▸ Exercise aim: Pictures do not belong in the copy. Return all of the entries exactly.

▸ Data supplied:
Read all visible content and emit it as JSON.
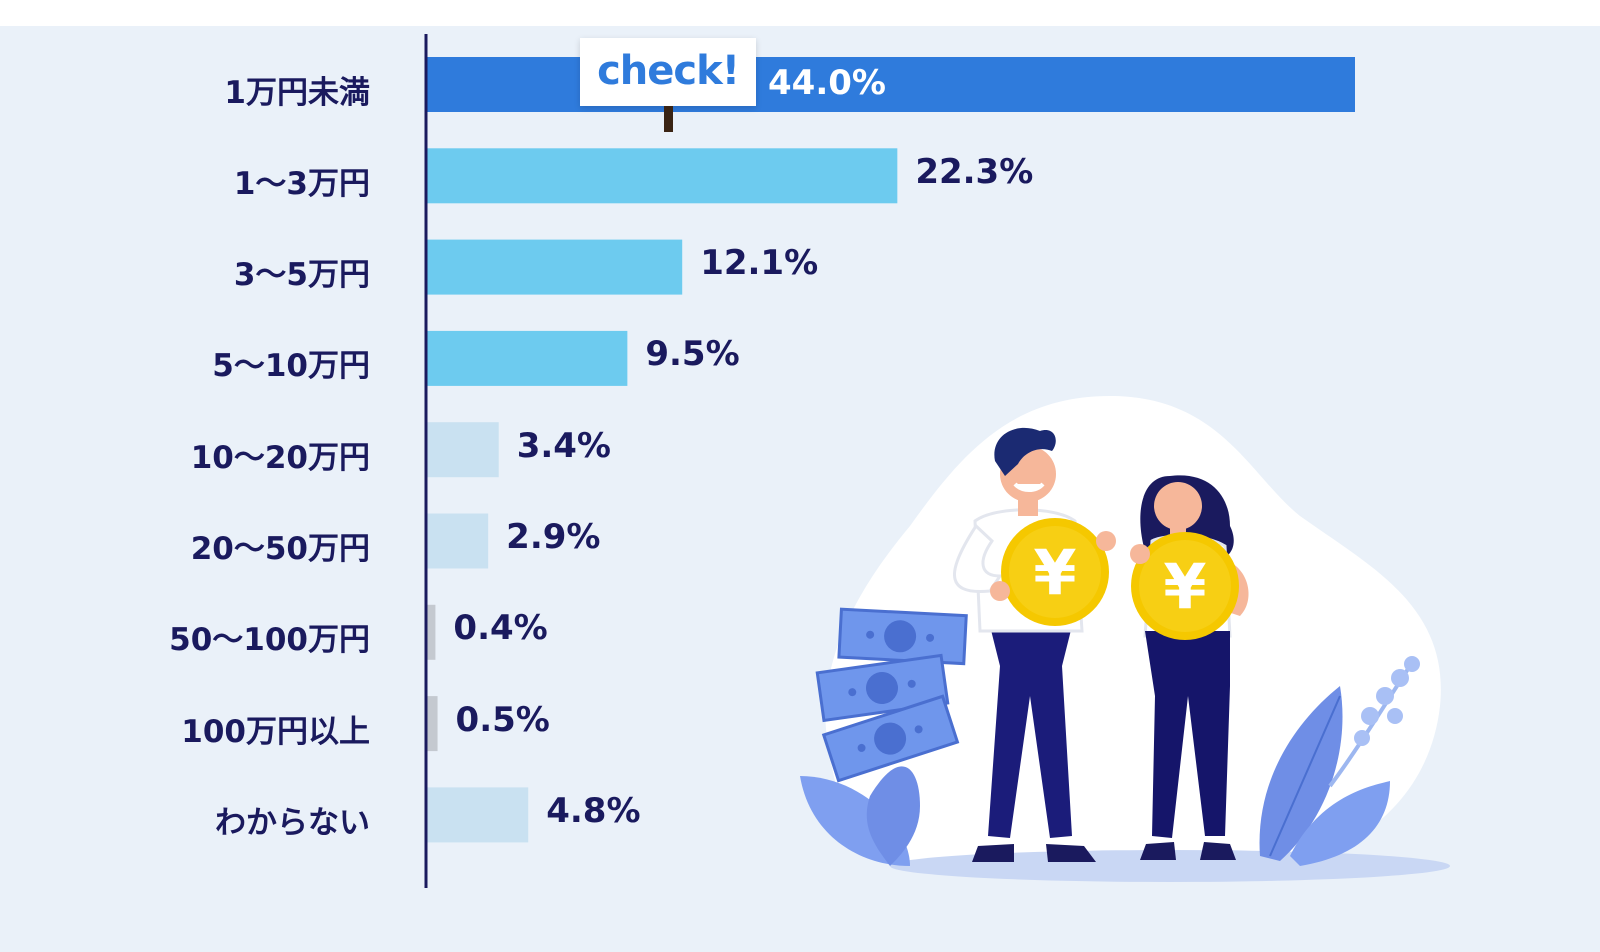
{
  "badge": {
    "text": "check!"
  },
  "chart_data": {
    "type": "bar",
    "orientation": "horizontal",
    "categories": [
      "1万円未満",
      "1～3万円",
      "3～5万円",
      "5～10万円",
      "10～20万円",
      "20～50万円",
      "50～100万円",
      "100万円以上",
      "わからない"
    ],
    "values": [
      44.0,
      22.3,
      12.1,
      9.5,
      3.4,
      2.9,
      0.4,
      0.5,
      4.8
    ],
    "value_labels": [
      "44.0%",
      "22.3%",
      "12.1%",
      "9.5%",
      "3.4%",
      "2.9%",
      "0.4%",
      "0.5%",
      "4.8%"
    ],
    "bar_colors": [
      "#2f7bdc",
      "#6dcbef",
      "#6dcbef",
      "#6dcbef",
      "#c9e1f1",
      "#c9e1f1",
      "#c4c9d0",
      "#c4c9d0",
      "#c9e1f1"
    ],
    "highlighted_category": "1万円未満",
    "xlim": [
      0,
      44.0
    ],
    "grid": false,
    "title": "",
    "xlabel": "",
    "ylabel": ""
  },
  "illustration": {
    "coin_symbol_left": "¥",
    "coin_symbol_right": "¥",
    "colors": {
      "coin": "#f5c800",
      "accent": "#6f96ec",
      "navy": "#1a1a5e"
    }
  }
}
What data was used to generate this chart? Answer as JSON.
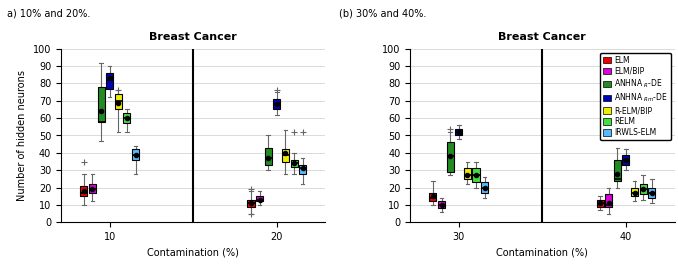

▸ In response:
Read all visible content and emit it as JSON.
{
  "badge": {
    "text": "check!"
  },
  "chart_data": {
    "type": "bar",
    "orientation": "horizontal",
    "categories": [
      "1万円未満",
      "1～3万円",
      "3～5万円",
      "5～10万円",
      "10～20万円",
      "20～50万円",
      "50～100万円",
      "100万円以上",
      "わからない"
    ],
    "values": [
      44.0,
      22.3,
      12.1,
      9.5,
      3.4,
      2.9,
      0.4,
      0.5,
      4.8
    ],
    "value_labels": [
      "44.0%",
      "22.3%",
      "12.1%",
      "9.5%",
      "3.4%",
      "2.9%",
      "0.4%",
      "0.5%",
      "4.8%"
    ],
    "bar_colors": [
      "#2f7bdc",
      "#6dcbef",
      "#6dcbef",
      "#6dcbef",
      "#c9e1f1",
      "#c9e1f1",
      "#c4c9d0",
      "#c4c9d0",
      "#c9e1f1"
    ],
    "highlighted_category": "1万円未満",
    "xlim": [
      0,
      44.0
    ],
    "grid": false,
    "title": "",
    "xlabel": "",
    "ylabel": ""
  },
  "illustration": {
    "coin_symbol_left": "¥",
    "coin_symbol_right": "¥",
    "colors": {
      "coin": "#f5c800",
      "accent": "#6f96ec",
      "navy": "#1a1a5e"
    }
  }
}
What data was used to generate this chart? Answer as JSON.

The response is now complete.